**Esercizio:** Trascrivi dal testo su Exor e la Juventus la parte che si apre con le parole contenenti "Una volta mi" e si chiude con "titolato a commentare.".

**Testo fornito:**

......

Exor e Juve, quando il business è stress

La fotografia del momento della holding di John Elkann
Alessandro F. Giudice
4 min

Una volta mi capitò di incontrare Paul Singer. Gli chiesi se non ritenesse il calcio un buon business, a giudicare dalla ricca uscita del suo fondo dal Milan. «Yes but a stressful business» mi disse. Stressante perché puoi gestire decine di aziende in tanti settori senza clamore mediatico mentre nel calcio ogni fatterello diventa un caso. Ogni scelta o dichiarazione diviene motivo di discussioni, critiche, sospetti per una vastissima platea dove ognuno si ritiene titolato a commentare.

......

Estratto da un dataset
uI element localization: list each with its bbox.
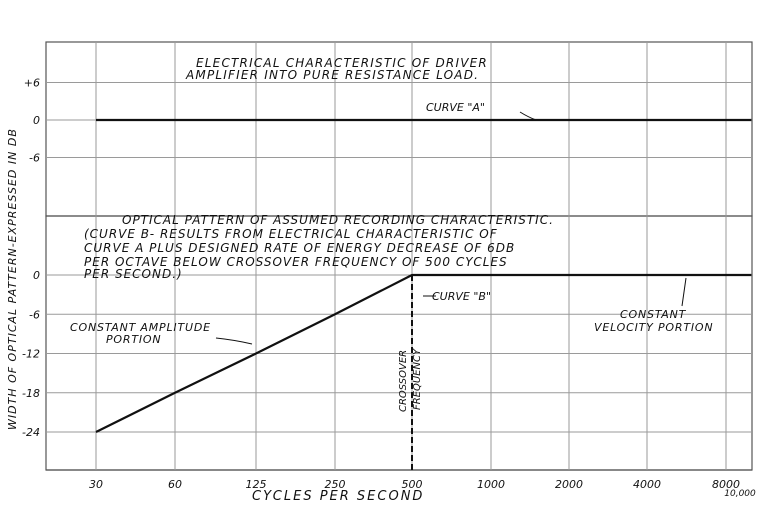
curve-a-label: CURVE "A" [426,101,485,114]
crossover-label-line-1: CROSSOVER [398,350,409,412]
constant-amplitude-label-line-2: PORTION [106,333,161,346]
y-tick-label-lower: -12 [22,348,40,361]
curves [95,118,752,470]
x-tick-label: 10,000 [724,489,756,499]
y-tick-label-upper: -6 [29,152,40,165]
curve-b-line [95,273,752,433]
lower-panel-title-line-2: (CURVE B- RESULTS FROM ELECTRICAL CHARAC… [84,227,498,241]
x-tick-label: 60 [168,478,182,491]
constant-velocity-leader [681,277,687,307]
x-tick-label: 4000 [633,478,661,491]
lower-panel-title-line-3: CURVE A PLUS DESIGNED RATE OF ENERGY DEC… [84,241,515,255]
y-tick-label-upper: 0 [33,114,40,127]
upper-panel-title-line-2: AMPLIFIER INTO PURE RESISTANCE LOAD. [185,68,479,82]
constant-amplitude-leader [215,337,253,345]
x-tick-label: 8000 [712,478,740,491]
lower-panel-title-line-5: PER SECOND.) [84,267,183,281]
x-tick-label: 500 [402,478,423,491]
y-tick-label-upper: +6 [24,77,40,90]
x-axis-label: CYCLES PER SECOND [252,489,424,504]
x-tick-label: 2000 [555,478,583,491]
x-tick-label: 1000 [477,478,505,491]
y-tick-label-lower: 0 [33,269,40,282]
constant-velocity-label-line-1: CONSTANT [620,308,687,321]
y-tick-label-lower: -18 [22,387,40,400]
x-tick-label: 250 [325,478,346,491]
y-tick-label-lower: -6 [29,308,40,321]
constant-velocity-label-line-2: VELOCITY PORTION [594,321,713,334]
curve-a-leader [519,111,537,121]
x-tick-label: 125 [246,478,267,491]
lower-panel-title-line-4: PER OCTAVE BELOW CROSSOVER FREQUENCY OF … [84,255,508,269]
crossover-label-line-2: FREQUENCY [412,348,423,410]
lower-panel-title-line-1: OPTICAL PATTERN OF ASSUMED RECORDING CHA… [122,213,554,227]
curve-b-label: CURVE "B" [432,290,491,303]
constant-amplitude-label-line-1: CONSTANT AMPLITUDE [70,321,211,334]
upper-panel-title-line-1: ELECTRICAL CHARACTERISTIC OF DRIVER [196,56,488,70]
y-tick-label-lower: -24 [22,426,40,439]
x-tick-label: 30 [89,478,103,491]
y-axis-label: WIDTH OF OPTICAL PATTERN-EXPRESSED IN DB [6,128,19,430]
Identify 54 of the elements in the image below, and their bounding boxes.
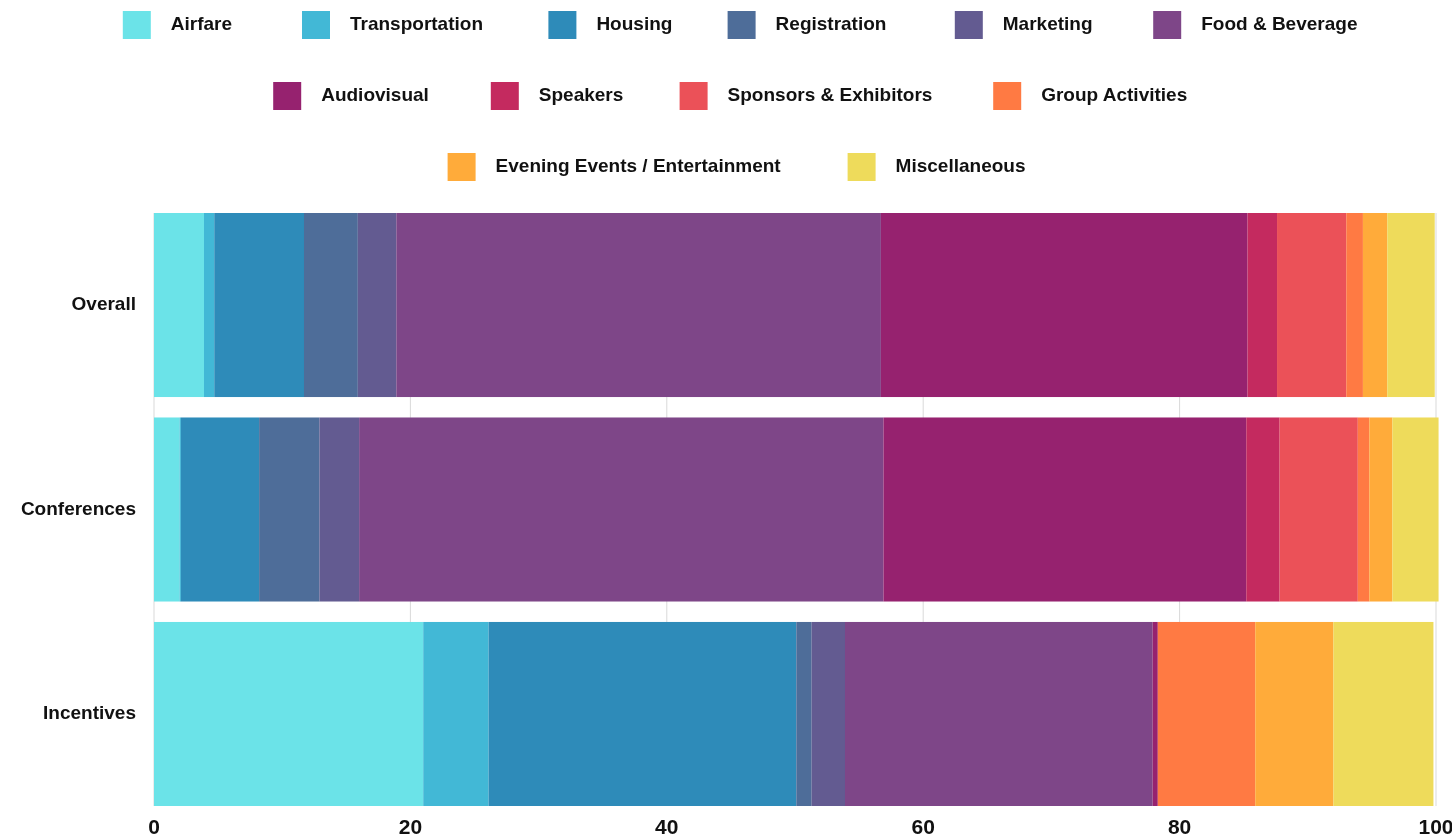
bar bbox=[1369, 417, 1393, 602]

......

**Risposta completa:**
Una volta mi capitò di incontrare Paul Singer. Gli chiesi se non ritenesse il calcio un buon business, a giudicare dalla ricca uscita del suo fondo dal Milan. «Yes but a stressful business» mi disse. Stressante perché puoi gestire decine di aziende in tanti settori senza clamore mediatico mentre nel calcio ogni fatterello diventa un caso. Ogni scelta o dichiarazione diviene motivo di discussioni, critiche, sospetti per una vastissima platea dove ognuno si ritiene titolato a commentare.